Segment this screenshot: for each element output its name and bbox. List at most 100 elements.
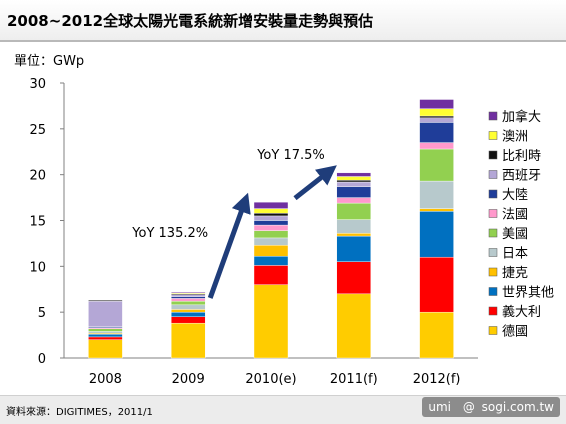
y-tick-label: 25 <box>29 123 46 138</box>
bar-segment <box>253 256 289 266</box>
bar-segment <box>88 339 123 359</box>
bar-segment <box>170 300 206 306</box>
legend-label: 義大利 <box>502 304 541 320</box>
bar-segment <box>88 300 123 302</box>
bar-segment <box>170 291 206 294</box>
bar-segment <box>336 235 371 262</box>
bar-segment <box>253 212 289 217</box>
bar-segment <box>419 208 454 212</box>
bar-segment <box>419 148 454 182</box>
x-tick-label: 2009 <box>172 372 205 387</box>
legend-label: 法國 <box>502 208 528 223</box>
title-bar: 2008~2012全球太陽光電系統新增安裝量走勢與預估 <box>0 0 566 42</box>
bar-segment <box>336 261 371 295</box>
yoy-label: YoY 135.2% <box>131 226 208 241</box>
x-tick-label: 2011(f) <box>330 372 378 387</box>
legend-swatch <box>488 248 498 257</box>
x-tick-label: 2010(e) <box>245 372 296 387</box>
bar-segment <box>88 300 123 328</box>
yoy-label: YoY 17.5% <box>256 148 325 163</box>
legend-swatch <box>488 326 498 335</box>
bar-segment <box>170 304 206 310</box>
bar-segment <box>336 179 371 183</box>
y-tick-label: 15 <box>29 215 46 230</box>
chart-title: 2008~2012全球太陽光電系統新增安裝量走勢與預估 <box>7 12 374 30</box>
yoy-arrow <box>293 165 337 201</box>
legend-swatch <box>488 287 498 296</box>
legend-swatch <box>488 228 498 238</box>
legend-swatch <box>488 170 498 179</box>
bar-segment <box>170 311 206 317</box>
bar-segment <box>253 245 289 257</box>
y-tick-label: 20 <box>29 169 46 184</box>
y-tick-label: 30 <box>29 77 46 92</box>
bar-segment <box>419 180 454 209</box>
legend-swatch <box>488 189 498 199</box>
bar-segment <box>336 181 371 187</box>
source-note: 資料來源：DIGITIMES，2011/1 <box>6 407 153 418</box>
yoy-arrow <box>207 192 251 299</box>
bar-segment <box>170 322 206 359</box>
bar-segment <box>336 202 371 220</box>
legend-swatch <box>488 150 498 160</box>
bar-segment <box>419 211 454 258</box>
bar-segment <box>336 293 371 359</box>
bar-segment <box>419 256 454 313</box>
legend-swatch <box>488 306 498 316</box>
legend-label: 比利時 <box>502 149 541 164</box>
watermark-site: sogi.com.tw <box>481 400 554 414</box>
bar-segment <box>170 309 206 313</box>
legend-swatch <box>488 111 498 121</box>
legend-swatch <box>488 131 498 140</box>
x-tick-label: 2008 <box>89 372 122 387</box>
bar-segment <box>419 311 454 359</box>
bar-segment <box>419 122 454 143</box>
bar-segment <box>253 265 289 285</box>
bar-segment <box>253 224 289 231</box>
legend-label: 捷克 <box>502 266 528 281</box>
bar-segment <box>253 201 289 209</box>
unit-label: 單位：GWp <box>14 54 85 69</box>
legend-label: 西班牙 <box>502 169 541 184</box>
bar-segment <box>336 172 371 177</box>
bar-segment <box>88 336 123 340</box>
x-tick-label: 2012(f) <box>413 372 461 387</box>
bar-segment <box>253 284 289 359</box>
bar-segment <box>253 237 289 246</box>
bar-segment <box>170 296 206 299</box>
footer-bar: 資料來源：DIGITIMES，2011/1 umi @ sogi.com.tw <box>0 395 566 424</box>
watermark: umi @ sogi.com.tw <box>422 397 560 417</box>
bar-segment <box>253 215 289 221</box>
bar-segment <box>336 197 371 204</box>
legend-label: 加拿大 <box>502 109 541 125</box>
bar-segment <box>88 333 123 338</box>
bar-segment <box>253 220 289 226</box>
bar-segment <box>419 115 454 119</box>
legend-label: 澳洲 <box>502 129 528 145</box>
legend-swatch <box>488 209 498 218</box>
bar-segment <box>88 331 123 334</box>
bar-segment <box>419 99 454 109</box>
bar-segment <box>336 233 371 237</box>
legend-swatch <box>488 267 498 277</box>
y-tick-label: 10 <box>29 260 46 275</box>
bar-segment <box>88 328 123 332</box>
legend-label: 大陸 <box>502 187 528 203</box>
watermark-user: umi <box>428 400 452 414</box>
bar-segment <box>336 219 371 234</box>
legend-label: 日本 <box>502 247 528 262</box>
bar-segment <box>419 142 454 150</box>
bar-segment <box>170 316 206 324</box>
legend-label: 世界其他 <box>502 286 554 301</box>
bar-segment <box>170 298 206 302</box>
bar-segment <box>336 186 371 198</box>
y-tick-label: 0 <box>38 352 46 367</box>
stacked-bar-chart: 0 5 10 15 20 25 30 2008 2009 2010(e) 2011(f) 2012(f… <box>29 77 554 387</box>
watermark-at: @ <box>462 400 475 414</box>
bar-segment <box>253 208 289 214</box>
legend-label: 德國 <box>502 325 528 340</box>
y-tick-label: 5 <box>38 306 46 321</box>
bar-segment <box>170 294 206 297</box>
bar-segment <box>336 176 371 181</box>
bar-segment <box>253 230 289 239</box>
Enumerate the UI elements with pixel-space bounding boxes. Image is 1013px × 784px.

######

* What needs to be done: Can you rewrite all of the data above as a JSON list of strings, with one string per line, no blank lines, and the pictures left out?

* Response to this exercise:
[
  "Segment this screenshot: for each element output its name and bbox. List at most 100 elements.",
  "y-tick-label: 25 <box>29 123 46 138</box>",
  "bar-segment <box>253 256 289 266</box>",
  "bar-segment <box>88 339 123 359</box>",
  "bar-segment <box>170 300 206 306</box>",
  "legend-label: 義大利 <box>502 304 541 320</box>",
  "bar-segment <box>88 300 123 302</box>",
  "bar-segment <box>170 291 206 294</box>",
  "bar-segment <box>336 235 371 262</box>",
  "bar-segment <box>253 212 289 217</box>",
  "bar-segment <box>419 208 454 212</box>",
  "bar-segment <box>419 148 454 182</box>",
  "x-tick-label: 2009 <box>172 372 205 387</box>",
  "legend-label: 法國 <box>502 208 528 223</box>",
  "title-bar: 2008~2012全球太陽光電系統新增安裝量走勢與預估 <box>0 0 566 42</box>",
  "bar-segment <box>336 261 371 295</box>",
  "yoy-label: YoY 135.2% <box>131 226 208 241</box>",
  "x-tick-label: 2011(f) <box>330 372 378 387</box>",
  "legend-swatch <box>488 248 498 257</box>",
  "x-tick-label: 2010(e) <box>245 372 296 387</box>",
  "bar-segment <box>88 300 123 328</box>",
  "yoy-label: YoY 17.5% <box>256 148 325 163</box>",
  "legend-swatch <box>488 326 498 335</box>",
  "bar-segment <box>170 304 206 310</box>",
  "bar-segment <box>336 179 371 183</box>",
  "y-tick-label: 15 <box>29 215 46 230</box>",
  "chart-title: 2008~2012全球太陽光電系統新增安裝量走勢與預估 <box>7 12 374 30</box>",
  "yoy-arrow <box>293 165 337 201</box>",
  "legend-swatch <box>488 287 498 296</box>",
  "legend-swatch <box>488 228 498 238</box>",
  "legend-swatch <box>488 170 498 179</box>",
  "bar-segment <box>170 311 206 317</box>",
  "bar-segment <box>253 245 289 257</box>",
  "y-tick-label: 20 <box>29 169 46 184</box>",
  "y-tick-label: 30 <box>29 77 46 92</box>",
  "bar-segment <box>419 180 454 209</box>",
  "legend-swatch <box>488 189 498 199</box>",
  "bar-segment <box>336 181 371 187</box>",
  "source-note: 資料來源：DIGITIMES，2011/1 <box>6 407 153 418</box>",
  "yoy-arrow <box>207 192 251 299</box>",
  "bar-segment <box>170 322 206 359</box>",
  "bar-segment <box>336 202 371 220</box>",
  "legend-swatch <box>488 150 498 160</box>",
  "bar-segment <box>419 211 454 258</box>",
  "bar-segment <box>336 293 371 359</box>",
  "bar-segment <box>419 256 454 313</box>",
  "legend-swatch <box>488 306 498 316</box>",
  "legend-label: 比利時 <box>502 149 541 164</box>",
  "watermark-site: sogi.com.tw <box>481 400 554 414</box>",
  "bar-segment <box>170 309 206 313</box>",
  "legend-swatch <box>488 111 498 121</box>",
  "legend-swatch <box>488 131 498 140</box>",
  "x-tick-label: 2008 <box>89 372 122 387</box>",
  "bar-segment <box>419 311 454 359</box>",
  "bar-segment <box>419 122 454 143</box>",
  "bar-segment <box>253 265 289 285</box>",
  "bar-segment <box>253 224 289 231</box>",
  "legend-label: 捷克 <box>502 266 528 281</box>",
  "bar-segment <box>253 201 289 209</box>",
  "unit-label: 單位：GWp <box>14 54 85 69</box>",
  "legend-label: 西班牙 <box>502 169 541 184</box>",
  "bar-segment <box>336 172 371 177</box>",
  "bar-segment <box>88 336 123 340</box>",
  "x-tick-label: 2012(f) <box>413 372 461 387</box>",
  "bar-segment <box>253 284 289 359</box>",
  "bar-segment <box>253 237 289 246</box>",
  "bar-segment <box>170 296 206 299</box>",
  "footer-bar: 資料來源：DIGITIMES，2011/1 umi @ sogi.com.tw <box>0 395 566 424</box>",
  "watermark: umi @ sogi.com.tw <box>422 397 560 417</box>",
  "bar-segment <box>253 215 289 221</box>",
  "bar-segment <box>336 197 371 204</box>",
  "legend-label: 加拿大 <box>502 109 541 125</box>",
  "bar-segment <box>88 333 123 338</box>",
  "bar-segment <box>253 220 289 226</box>",
  "bar-segment <box>419 115 454 119</box>",
  "legend-label: 澳洲 <box>502 129 528 145</box>",
  "legend-swatch <box>488 209 498 218</box>",
  "bar-segment <box>88 331 123 334</box>",
  "bar-segment <box>419 99 454 109</box>",
  "bar-segment <box>336 233 371 237</box>",
  "legend-swatch <box>488 267 498 277</box>",
  "y-tick-label: 10 <box>29 260 46 275</box>",
  "bar-segment <box>88 328 123 332</box>",
  "legend-label: 大陸 <box>502 187 528 203</box>",
  "watermark-user: umi <box>428 400 452 414</box>",
  "bar-segment <box>336 219 371 234</box>",
  "legend-label: 日本 <box>502 247 528 262</box>",
  "bar-segment <box>419 142 454 150</box>",
  "bar-segment <box>170 316 206 324</box>",
  "legend-label: 世界其他 <box>502 286 554 301</box>",
  "bar-segment <box>170 298 206 302</box>",
  "bar-segment <box>336 186 371 198</box>",
  "y-tick-label: 0 <box>38 352 46 367</box>",
  "stacked-bar-chart: 0 5 10 15 20 25 30 2008 2009 2010(e) 2011(f) 2012(f… <box>29 77 554 387</box>",
  "watermark-at: @ <box>462 400 475 414</box>",
  "bar-segment <box>253 208 289 214</box>",
  "legend-label: 德國 <box>502 325 528 340</box>",
  "y-tick-label: 5 <box>38 306 46 321</box>",
  "bar-segment <box>170 294 206 297</box>",
  "bar-segment <box>336 176 371 181</box>",
  "bar-segment <box>253 230 289 239</box>",
  "Enumerate the UI elements with pixel-space bounding boxes. Image is 1013px × 784px."
]